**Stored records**
Start
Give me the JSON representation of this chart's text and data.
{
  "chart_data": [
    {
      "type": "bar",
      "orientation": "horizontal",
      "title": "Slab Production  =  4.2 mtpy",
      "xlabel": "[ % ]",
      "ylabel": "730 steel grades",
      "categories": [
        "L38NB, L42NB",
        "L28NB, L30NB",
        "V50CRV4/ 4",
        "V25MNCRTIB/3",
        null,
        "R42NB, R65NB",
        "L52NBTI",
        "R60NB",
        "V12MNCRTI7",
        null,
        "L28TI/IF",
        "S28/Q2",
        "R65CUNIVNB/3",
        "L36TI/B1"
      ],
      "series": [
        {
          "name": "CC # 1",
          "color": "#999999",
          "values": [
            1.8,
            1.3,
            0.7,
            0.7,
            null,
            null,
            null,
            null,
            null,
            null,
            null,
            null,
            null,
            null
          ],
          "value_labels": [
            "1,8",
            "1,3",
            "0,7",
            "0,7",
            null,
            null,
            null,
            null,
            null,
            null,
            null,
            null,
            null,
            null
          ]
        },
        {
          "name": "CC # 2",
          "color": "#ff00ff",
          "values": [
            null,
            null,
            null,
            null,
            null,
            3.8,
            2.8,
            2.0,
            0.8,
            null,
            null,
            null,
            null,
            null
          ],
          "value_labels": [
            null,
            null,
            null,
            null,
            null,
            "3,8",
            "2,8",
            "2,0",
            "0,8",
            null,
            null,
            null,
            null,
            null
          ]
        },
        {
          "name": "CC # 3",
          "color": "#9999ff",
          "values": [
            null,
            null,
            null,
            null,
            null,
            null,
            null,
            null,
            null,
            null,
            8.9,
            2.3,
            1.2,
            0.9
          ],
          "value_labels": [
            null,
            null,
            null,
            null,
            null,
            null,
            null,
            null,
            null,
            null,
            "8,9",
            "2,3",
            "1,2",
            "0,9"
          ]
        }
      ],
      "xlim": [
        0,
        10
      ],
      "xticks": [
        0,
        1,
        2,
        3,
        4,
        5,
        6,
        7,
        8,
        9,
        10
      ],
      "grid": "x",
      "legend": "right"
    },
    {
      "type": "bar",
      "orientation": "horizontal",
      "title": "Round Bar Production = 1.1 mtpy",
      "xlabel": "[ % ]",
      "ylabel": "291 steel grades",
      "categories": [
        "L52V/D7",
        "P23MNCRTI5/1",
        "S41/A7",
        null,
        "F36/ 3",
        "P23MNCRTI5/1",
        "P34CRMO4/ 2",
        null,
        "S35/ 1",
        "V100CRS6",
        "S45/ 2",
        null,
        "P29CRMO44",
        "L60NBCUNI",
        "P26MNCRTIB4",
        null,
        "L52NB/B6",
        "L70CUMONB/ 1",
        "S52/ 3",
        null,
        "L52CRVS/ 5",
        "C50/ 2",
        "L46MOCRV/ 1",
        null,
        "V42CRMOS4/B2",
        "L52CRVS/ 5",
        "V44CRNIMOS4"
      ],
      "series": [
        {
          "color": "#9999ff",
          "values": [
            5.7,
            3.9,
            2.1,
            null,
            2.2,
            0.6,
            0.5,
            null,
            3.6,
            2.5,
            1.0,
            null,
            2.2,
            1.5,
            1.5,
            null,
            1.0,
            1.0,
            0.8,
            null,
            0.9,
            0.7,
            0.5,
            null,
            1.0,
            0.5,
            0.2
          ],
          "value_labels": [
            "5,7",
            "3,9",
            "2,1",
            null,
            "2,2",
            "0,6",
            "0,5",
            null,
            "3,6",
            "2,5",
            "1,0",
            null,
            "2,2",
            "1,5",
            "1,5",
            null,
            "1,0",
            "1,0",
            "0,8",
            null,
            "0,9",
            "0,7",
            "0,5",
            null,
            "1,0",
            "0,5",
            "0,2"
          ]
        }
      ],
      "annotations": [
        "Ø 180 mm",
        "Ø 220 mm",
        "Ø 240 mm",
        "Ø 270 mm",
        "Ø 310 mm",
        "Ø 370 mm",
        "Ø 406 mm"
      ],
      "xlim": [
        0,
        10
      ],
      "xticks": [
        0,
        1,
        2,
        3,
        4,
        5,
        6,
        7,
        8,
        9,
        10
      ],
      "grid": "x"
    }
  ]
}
End
**Your task**
Extract the complete data, matching each line exactly.

**In response**
Give me the JSON representation of this chart's text and data.
{
  "chart_data": [
    {
      "type": "bar",
      "orientation": "horizontal",
      "title": "Slab Production  =  4.2 mtpy",
      "xlabel": "[ % ]",
      "ylabel": "730 steel grades",
      "categories": [
        "L38NB, L42NB",
        "L28NB, L30NB",
        "V50CRV4/ 4",
        "V25MNCRTIB/3",
        null,
        "R42NB, R65NB",
        "L52NBTI",
        "R60NB",
        "V12MNCRTI7",
        null,
        "L28TI/IF",
        "S28/Q2",
        "R65CUNIVNB/3",
        "L36TI/B1"
      ],
      "series": [
        {
          "name": "CC # 1",
          "color": "#999999",
          "values": [
            1.8,
            1.3,
            0.7,
            0.7,
            null,
            null,
            null,
            null,
            null,
            null,
            null,
            null,
            null,
            null
          ],
          "value_labels": [
            "1,8",
            "1,3",
            "0,7",
            "0,7",
            null,
            null,
            null,
            null,
            null,
            null,
            null,
            null,
            null,
            null
          ]
        },
        {
          "name": "CC # 2",
          "color": "#ff00ff",
          "values": [
            null,
            null,
            null,
            null,
            null,
            3.8,
            2.8,
            2.0,
            0.8,
            null,
            null,
            null,
            null,
            null
          ],
          "value_labels": [
            null,
            null,
            null,
            null,
            null,
            "3,8",
            "2,8",
            "2,0",
            "0,8",
            null,
            null,
            null,
            null,
            null
          ]
        },
        {
          "name": "CC # 3",
          "color": "#9999ff",
          "values": [
            null,
            null,
            null,
            null,
            null,
            null,
            null,
            null,
            null,
            null,
            8.9,
            2.3,
            1.2,
            0.9
          ],
          "value_labels": [
            null,
            null,
            null,
            null,
            null,
            null,
            null,
            null,
            null,
            null,
            "8,9",
            "2,3",
            "1,2",
            "0,9"
          ]
        }
      ],
      "xlim": [
        0,
        10
      ],
      "xticks": [
        0,
        1,
        2,
        3,
        4,
        5,
        6,
        7,
        8,
        9,
        10
      ],
      "grid": "x",
      "legend": "right"
    },
    {
      "type": "bar",
      "orientation": "horizontal",
      "title": "Round Bar Production = 1.1 mtpy",
      "xlabel": "[ % ]",
      "ylabel": "291 steel grades",
      "categories": [
        "L52V/D7",
        "P23MNCRTI5/1",
        "S41/A7",
        null,
        "F36/ 3",
        "P23MNCRTI5/1",
        "P34CRMO4/ 2",
        null,
        "S35/ 1",
        "V100CRS6",
        "S45/ 2",
        null,
        "P29CRMO44",
        "L60NBCUNI",
        "P26MNCRTIB4",
        null,
        "L52NB/B6",
        "L70CUMONB/ 1",
        "S52/ 3",
        null,
        "L52CRVS/ 5",
        "C50/ 2",
        "L46MOCRV/ 1",
        null,
        "V42CRMOS4/B2",
        "L52CRVS/ 5",
        "V44CRNIMOS4"
      ],
      "series": [
        {
          "color": "#9999ff",
          "values": [
            5.7,
            3.9,
            2.1,
            null,
            2.2,
            0.6,
            0.5,
            null,
            3.6,
            2.5,
            1.0,
            null,
            2.2,
            1.5,
            1.5,
            null,
            1.0,
            1.0,
            0.8,
            null,
            0.9,
            0.7,
            0.5,
            null,
            1.0,
            0.5,
            0.2
          ],
          "value_labels": [
            "5,7",
            "3,9",
            "2,1",
            null,
            "2,2",
            "0,6",
            "0,5",
            null,
            "3,6",
            "2,5",
            "1,0",
            null,
            "2,2",
            "1,5",
            "1,5",
            null,
            "1,0",
            "1,0",
            "0,8",
            null,
            "0,9",
            "0,7",
            "0,5",
            null,
            "1,0",
            "0,5",
            "0,2"
          ]
        }
      ],
      "annotations": [
        "Ø 180 mm",
        "Ø 220 mm",
        "Ø 240 mm",
        "Ø 270 mm",
        "Ø 310 mm",
        "Ø 370 mm",
        "Ø 406 mm"
      ],
      "xlim": [
        0,
        10
      ],
      "xticks": [
        0,
        1,
        2,
        3,
        4,
        5,
        6,
        7,
        8,
        9,
        10
      ],
      "grid": "x"
    }
  ]
}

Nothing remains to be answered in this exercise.